ASSIGNED TASK: Report every line of the material that contains the string "JSON".

--------

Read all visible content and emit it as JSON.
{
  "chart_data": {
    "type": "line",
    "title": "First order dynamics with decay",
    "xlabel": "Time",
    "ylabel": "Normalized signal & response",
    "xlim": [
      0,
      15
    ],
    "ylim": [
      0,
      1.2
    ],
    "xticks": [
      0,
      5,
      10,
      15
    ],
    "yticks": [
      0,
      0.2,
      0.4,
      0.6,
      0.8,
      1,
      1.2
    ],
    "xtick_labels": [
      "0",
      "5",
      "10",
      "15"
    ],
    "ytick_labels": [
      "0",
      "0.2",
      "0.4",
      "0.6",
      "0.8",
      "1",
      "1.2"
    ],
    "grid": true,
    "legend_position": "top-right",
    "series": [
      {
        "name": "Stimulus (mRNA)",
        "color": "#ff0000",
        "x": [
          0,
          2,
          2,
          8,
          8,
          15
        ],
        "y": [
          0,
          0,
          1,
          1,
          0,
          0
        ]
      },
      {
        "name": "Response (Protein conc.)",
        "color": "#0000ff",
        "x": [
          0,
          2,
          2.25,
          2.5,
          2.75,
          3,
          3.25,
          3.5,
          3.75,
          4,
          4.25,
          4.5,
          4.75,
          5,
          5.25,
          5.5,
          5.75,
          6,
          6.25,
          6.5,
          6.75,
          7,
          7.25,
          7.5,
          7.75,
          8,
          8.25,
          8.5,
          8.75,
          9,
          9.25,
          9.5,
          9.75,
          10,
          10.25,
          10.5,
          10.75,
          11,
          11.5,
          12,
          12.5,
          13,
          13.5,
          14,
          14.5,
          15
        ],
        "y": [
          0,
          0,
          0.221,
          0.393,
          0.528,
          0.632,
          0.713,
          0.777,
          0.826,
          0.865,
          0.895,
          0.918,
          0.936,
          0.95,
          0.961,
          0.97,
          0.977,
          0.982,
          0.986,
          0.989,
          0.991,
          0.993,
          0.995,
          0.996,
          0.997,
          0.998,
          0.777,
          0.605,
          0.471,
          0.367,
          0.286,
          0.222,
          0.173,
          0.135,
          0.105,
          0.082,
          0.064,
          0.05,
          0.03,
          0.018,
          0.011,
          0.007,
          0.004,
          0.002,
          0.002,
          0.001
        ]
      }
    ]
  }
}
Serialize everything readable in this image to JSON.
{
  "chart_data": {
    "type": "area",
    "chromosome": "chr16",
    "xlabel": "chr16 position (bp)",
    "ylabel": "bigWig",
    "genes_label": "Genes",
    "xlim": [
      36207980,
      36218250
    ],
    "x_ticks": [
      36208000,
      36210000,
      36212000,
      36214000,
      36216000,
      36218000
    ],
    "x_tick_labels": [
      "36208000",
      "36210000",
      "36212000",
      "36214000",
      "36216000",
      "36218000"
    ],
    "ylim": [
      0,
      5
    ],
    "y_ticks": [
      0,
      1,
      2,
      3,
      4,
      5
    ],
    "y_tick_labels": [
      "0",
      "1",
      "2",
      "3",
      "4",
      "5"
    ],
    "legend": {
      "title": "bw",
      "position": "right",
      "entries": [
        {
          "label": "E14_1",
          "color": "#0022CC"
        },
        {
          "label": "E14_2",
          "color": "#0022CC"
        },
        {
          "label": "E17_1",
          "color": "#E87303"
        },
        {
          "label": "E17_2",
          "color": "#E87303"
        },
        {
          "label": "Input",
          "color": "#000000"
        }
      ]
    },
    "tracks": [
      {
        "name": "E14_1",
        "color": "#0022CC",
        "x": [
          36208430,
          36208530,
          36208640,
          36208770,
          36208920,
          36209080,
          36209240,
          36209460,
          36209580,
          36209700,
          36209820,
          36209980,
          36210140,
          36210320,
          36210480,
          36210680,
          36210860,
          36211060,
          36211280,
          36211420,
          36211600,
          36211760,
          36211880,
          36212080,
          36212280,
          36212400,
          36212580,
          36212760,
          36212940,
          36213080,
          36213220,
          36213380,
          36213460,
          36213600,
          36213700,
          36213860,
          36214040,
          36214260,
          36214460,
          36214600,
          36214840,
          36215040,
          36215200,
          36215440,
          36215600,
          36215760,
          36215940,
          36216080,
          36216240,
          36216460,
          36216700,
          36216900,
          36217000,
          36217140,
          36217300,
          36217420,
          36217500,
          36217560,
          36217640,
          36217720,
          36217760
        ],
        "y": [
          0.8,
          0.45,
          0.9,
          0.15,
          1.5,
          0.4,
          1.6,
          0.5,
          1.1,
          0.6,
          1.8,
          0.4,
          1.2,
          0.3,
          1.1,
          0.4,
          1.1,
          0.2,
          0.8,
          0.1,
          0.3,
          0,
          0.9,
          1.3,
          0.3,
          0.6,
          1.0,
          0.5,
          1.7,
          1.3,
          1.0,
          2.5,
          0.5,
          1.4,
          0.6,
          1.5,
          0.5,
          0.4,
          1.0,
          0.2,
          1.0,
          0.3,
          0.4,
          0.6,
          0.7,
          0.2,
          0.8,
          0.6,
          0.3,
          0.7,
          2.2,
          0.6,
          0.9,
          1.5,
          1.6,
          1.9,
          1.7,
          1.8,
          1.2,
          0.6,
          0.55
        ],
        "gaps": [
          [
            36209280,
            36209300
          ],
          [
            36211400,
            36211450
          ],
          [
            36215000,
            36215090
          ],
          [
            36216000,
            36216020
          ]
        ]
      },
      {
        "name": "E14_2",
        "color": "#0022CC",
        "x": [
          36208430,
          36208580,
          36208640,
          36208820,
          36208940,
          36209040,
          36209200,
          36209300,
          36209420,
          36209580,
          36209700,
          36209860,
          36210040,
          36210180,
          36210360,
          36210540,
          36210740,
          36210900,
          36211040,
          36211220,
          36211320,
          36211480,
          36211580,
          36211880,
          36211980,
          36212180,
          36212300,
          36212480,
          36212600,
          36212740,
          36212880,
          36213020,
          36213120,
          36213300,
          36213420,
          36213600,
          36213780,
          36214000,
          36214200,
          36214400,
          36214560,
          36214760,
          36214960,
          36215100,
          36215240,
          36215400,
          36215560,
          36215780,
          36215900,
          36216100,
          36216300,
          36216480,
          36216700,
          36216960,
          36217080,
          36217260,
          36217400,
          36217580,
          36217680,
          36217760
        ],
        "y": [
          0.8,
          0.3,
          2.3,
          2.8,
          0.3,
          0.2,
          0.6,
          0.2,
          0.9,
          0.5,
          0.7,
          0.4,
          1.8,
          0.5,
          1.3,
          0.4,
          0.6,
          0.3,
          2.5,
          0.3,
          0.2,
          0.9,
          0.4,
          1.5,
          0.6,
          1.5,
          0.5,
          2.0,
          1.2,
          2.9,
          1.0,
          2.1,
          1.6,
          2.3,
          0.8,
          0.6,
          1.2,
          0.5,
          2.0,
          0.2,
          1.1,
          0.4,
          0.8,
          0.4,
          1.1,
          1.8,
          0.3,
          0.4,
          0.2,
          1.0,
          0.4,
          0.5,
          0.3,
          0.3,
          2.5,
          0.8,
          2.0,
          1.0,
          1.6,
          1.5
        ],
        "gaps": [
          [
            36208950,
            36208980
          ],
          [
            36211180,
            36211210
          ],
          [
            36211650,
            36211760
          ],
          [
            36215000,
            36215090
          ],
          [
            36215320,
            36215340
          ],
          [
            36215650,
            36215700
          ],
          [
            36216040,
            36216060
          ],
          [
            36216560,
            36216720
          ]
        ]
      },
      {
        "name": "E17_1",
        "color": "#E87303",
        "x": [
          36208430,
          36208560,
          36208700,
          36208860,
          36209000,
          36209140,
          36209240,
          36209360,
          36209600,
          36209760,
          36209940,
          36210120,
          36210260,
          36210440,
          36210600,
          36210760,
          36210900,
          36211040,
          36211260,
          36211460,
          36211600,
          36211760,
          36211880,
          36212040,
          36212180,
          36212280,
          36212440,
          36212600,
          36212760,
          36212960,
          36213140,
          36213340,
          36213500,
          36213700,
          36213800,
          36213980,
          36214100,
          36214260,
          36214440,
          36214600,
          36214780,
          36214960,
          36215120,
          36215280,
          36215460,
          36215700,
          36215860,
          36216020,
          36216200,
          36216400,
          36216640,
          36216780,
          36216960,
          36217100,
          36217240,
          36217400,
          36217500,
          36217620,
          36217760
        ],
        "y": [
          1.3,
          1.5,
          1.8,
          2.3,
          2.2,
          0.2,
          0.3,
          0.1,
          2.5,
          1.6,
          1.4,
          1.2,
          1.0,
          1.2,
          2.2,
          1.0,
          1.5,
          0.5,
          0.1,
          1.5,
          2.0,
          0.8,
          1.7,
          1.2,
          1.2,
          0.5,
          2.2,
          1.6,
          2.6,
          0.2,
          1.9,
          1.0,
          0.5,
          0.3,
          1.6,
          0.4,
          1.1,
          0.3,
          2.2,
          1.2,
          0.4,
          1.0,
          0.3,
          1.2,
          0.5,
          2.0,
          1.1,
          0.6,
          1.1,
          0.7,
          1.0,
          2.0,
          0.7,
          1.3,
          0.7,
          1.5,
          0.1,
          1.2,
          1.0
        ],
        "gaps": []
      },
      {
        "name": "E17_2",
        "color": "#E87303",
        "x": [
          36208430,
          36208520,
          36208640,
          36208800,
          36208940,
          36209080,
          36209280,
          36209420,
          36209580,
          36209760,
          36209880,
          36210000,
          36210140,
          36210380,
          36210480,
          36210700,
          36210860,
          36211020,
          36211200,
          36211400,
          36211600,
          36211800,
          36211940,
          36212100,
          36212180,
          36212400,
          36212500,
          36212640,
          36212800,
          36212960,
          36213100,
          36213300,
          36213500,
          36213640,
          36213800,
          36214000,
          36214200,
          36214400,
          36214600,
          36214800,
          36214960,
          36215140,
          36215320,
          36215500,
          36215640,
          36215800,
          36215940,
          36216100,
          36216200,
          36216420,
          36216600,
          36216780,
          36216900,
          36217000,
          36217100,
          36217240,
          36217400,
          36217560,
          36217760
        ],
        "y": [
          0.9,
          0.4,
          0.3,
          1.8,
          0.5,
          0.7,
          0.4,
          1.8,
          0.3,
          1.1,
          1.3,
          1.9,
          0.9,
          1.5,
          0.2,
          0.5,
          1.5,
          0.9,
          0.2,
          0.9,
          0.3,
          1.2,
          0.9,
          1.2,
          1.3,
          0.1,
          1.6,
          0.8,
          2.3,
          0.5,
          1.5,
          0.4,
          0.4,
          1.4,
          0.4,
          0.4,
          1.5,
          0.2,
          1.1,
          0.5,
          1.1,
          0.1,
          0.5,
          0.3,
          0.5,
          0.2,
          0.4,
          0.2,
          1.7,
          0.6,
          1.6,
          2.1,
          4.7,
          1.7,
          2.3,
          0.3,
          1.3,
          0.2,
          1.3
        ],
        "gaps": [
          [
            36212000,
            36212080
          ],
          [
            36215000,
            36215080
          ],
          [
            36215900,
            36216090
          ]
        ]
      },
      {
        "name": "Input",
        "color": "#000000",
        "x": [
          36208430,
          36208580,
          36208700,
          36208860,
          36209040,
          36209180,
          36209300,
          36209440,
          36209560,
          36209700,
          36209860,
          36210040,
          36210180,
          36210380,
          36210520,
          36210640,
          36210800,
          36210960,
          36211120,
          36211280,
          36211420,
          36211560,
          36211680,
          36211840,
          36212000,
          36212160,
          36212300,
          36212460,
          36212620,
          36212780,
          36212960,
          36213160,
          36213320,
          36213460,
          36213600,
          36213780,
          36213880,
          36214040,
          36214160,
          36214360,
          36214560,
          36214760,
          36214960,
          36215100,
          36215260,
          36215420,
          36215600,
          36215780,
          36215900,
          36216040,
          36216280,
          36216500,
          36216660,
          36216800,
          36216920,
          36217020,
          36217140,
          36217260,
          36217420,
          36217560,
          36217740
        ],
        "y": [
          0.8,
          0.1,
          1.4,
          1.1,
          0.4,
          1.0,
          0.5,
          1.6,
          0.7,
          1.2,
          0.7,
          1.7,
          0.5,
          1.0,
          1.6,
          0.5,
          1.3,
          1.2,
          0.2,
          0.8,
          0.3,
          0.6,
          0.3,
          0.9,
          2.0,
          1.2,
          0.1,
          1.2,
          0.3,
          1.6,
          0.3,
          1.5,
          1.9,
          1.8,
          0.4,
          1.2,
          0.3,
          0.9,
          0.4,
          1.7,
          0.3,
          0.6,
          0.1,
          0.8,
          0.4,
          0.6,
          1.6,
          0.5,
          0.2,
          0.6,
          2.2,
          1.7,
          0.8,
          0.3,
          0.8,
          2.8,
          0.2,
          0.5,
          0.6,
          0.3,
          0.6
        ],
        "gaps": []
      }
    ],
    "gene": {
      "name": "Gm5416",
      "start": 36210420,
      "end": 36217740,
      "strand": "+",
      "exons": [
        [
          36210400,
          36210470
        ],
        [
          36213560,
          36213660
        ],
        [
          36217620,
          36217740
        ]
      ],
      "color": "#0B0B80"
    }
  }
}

--------

SOLVED EXERCISE:
Read all visible content and emit it as JSON.
Serialize everything readable in this image to JSON.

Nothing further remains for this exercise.